◆ What to do:
Your answer should be a single number: the count of lines containing the string "graph".

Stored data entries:
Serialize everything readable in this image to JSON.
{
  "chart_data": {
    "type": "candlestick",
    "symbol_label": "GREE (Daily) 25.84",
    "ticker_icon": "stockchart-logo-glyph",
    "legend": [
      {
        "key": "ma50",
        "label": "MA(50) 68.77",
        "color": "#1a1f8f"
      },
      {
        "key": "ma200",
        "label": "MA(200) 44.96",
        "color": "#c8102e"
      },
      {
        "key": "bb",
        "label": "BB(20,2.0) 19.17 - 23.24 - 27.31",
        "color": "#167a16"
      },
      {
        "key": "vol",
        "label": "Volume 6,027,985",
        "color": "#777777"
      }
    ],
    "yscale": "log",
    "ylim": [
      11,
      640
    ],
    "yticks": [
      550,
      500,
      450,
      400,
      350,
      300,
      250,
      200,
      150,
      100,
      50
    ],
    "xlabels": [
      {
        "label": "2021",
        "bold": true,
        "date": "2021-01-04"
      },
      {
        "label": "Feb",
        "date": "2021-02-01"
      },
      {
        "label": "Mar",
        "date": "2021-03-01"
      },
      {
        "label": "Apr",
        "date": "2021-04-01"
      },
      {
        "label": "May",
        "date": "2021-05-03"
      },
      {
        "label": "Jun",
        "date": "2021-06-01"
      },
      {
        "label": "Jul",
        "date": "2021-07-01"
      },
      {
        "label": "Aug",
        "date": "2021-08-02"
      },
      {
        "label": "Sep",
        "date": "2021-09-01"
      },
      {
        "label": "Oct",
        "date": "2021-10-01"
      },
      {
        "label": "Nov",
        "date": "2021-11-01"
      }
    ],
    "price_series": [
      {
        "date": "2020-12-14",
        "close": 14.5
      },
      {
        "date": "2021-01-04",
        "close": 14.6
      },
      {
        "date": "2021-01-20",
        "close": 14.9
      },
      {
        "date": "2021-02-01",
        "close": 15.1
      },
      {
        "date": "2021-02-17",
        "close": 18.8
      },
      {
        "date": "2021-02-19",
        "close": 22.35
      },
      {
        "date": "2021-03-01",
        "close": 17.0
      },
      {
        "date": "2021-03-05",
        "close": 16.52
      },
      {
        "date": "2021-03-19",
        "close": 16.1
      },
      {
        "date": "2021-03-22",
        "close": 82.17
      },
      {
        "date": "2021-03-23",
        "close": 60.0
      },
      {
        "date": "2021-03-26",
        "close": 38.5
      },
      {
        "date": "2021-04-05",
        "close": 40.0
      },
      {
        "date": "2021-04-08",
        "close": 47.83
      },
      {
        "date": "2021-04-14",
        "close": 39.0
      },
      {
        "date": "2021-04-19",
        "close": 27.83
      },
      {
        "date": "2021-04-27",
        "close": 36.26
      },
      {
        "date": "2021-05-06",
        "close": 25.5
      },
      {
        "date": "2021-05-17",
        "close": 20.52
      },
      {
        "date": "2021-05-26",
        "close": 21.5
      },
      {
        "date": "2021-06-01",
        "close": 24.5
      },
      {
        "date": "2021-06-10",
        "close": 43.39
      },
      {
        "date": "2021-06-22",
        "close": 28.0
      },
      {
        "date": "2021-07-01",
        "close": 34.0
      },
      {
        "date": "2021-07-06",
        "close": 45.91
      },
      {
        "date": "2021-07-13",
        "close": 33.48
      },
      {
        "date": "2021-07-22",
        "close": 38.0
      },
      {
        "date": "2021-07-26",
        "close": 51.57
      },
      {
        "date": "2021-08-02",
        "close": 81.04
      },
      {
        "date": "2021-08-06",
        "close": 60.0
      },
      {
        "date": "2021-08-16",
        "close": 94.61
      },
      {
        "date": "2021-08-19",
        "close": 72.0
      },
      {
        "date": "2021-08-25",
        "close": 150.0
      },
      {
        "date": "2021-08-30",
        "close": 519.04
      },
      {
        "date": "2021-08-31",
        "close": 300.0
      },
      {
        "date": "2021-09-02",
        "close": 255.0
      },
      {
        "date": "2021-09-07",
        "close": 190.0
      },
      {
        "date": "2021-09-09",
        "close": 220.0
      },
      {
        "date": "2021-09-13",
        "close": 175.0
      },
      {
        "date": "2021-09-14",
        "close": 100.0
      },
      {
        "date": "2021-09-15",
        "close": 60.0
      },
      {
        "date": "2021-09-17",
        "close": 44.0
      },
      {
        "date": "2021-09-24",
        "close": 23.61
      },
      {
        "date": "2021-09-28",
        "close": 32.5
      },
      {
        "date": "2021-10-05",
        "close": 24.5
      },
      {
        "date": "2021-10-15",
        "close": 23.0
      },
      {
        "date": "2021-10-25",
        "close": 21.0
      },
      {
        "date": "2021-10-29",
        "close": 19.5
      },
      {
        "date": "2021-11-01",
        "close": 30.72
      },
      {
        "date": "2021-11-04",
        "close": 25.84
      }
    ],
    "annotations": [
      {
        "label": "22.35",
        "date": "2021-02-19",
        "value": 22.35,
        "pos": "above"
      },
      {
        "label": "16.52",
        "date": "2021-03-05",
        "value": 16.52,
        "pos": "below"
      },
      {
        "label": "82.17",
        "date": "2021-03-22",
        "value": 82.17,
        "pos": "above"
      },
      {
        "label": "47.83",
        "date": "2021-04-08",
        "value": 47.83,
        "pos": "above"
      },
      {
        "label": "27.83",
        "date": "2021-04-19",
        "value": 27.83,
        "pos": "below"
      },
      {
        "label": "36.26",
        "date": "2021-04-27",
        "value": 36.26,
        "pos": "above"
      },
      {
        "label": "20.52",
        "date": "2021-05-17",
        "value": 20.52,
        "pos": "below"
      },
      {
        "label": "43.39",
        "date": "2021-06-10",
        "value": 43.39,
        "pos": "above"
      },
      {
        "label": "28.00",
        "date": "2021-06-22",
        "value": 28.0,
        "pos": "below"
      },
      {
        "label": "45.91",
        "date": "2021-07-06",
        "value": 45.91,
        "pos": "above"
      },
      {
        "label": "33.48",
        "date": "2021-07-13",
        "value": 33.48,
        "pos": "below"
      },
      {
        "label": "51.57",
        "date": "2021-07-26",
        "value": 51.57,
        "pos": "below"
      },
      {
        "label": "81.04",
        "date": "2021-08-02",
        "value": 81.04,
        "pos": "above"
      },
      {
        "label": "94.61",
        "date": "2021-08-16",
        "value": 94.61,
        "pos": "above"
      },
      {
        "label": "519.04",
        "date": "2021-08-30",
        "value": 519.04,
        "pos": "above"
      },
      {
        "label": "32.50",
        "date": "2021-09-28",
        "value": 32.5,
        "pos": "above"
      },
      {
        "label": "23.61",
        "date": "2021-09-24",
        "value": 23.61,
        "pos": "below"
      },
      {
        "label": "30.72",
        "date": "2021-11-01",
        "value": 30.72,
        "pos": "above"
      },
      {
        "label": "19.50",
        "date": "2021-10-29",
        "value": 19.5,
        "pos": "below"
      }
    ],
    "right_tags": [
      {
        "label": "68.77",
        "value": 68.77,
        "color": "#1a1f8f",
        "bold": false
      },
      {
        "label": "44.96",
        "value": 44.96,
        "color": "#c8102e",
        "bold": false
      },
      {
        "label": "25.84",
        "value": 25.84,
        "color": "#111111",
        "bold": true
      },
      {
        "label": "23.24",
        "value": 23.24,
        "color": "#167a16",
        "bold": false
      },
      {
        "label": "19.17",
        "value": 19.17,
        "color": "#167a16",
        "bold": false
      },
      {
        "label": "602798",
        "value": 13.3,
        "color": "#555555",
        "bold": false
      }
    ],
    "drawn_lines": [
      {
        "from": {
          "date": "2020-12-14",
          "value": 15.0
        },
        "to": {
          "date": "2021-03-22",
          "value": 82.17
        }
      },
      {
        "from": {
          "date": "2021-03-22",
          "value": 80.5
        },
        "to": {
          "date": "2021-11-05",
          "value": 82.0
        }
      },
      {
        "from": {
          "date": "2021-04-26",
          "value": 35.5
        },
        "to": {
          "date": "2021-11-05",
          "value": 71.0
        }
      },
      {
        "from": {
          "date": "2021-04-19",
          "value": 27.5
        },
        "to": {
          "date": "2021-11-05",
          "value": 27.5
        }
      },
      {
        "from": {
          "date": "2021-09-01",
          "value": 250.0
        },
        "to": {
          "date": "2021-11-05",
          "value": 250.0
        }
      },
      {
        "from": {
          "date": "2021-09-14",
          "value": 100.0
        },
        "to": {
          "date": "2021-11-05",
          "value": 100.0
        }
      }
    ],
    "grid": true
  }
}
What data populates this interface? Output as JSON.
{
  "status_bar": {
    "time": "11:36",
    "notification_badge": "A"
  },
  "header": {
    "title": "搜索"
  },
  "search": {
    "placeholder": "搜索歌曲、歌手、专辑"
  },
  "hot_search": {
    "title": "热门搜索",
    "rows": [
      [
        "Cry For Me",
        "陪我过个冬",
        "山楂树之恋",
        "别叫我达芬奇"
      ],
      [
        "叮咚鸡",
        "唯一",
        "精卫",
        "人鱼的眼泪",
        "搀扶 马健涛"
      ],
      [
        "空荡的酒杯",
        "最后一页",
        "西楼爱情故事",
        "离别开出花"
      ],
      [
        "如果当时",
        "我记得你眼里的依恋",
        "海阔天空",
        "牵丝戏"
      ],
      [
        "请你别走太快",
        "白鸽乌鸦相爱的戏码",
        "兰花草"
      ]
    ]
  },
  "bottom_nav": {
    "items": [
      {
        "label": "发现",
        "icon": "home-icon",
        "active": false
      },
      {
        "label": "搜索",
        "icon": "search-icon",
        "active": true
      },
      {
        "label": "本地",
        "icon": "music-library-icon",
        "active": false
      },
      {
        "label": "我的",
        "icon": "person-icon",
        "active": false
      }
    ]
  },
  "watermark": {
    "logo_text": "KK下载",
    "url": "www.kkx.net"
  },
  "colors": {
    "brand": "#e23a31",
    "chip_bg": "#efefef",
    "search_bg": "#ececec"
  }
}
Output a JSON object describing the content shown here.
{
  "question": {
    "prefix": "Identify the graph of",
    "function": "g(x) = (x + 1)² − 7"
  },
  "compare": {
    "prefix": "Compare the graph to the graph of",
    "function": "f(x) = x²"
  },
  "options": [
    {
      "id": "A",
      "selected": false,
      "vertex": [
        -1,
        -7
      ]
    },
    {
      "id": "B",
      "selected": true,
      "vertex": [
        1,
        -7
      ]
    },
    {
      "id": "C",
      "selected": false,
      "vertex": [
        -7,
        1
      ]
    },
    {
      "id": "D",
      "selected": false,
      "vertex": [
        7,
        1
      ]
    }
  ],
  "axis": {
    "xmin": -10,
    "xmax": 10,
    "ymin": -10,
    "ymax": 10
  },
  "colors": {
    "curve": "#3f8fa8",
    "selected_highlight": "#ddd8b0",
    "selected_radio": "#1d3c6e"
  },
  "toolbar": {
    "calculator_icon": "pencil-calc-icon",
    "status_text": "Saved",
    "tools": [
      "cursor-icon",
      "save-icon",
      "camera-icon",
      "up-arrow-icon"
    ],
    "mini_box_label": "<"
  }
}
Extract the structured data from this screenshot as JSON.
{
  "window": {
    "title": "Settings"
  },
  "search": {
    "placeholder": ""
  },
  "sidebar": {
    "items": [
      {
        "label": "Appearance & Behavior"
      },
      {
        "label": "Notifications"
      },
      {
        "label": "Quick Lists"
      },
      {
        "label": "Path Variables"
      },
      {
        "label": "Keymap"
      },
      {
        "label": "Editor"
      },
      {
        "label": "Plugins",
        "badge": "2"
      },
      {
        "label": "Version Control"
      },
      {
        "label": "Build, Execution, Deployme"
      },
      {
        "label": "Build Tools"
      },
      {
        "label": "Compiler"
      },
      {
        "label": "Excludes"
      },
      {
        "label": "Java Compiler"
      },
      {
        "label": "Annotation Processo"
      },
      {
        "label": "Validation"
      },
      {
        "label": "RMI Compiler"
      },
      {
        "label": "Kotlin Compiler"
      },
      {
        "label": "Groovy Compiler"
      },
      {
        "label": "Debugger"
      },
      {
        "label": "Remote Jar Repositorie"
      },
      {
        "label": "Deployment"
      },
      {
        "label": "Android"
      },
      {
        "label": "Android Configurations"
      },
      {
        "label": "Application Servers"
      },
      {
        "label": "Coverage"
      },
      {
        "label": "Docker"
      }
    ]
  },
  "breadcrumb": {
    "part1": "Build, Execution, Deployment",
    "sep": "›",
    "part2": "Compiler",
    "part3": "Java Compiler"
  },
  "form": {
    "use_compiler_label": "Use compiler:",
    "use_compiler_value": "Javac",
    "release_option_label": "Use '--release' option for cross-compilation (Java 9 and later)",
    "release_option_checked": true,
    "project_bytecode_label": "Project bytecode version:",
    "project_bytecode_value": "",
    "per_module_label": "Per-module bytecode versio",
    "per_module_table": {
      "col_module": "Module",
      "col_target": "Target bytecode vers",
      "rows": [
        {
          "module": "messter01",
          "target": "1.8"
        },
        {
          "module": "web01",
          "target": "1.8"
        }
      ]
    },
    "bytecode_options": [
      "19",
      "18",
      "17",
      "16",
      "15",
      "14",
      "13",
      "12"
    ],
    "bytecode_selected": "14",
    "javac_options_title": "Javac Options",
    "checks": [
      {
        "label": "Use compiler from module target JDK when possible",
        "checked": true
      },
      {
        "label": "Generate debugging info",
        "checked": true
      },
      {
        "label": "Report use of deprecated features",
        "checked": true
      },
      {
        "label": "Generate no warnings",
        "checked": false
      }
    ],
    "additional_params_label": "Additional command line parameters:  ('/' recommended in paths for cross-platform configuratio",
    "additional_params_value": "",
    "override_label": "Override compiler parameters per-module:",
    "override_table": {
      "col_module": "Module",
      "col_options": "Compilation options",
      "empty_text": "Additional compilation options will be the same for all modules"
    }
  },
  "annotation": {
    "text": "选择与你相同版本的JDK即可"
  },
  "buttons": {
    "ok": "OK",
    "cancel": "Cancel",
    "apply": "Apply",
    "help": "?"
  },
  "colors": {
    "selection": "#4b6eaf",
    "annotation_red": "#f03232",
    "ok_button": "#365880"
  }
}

◆ Result for this task:
2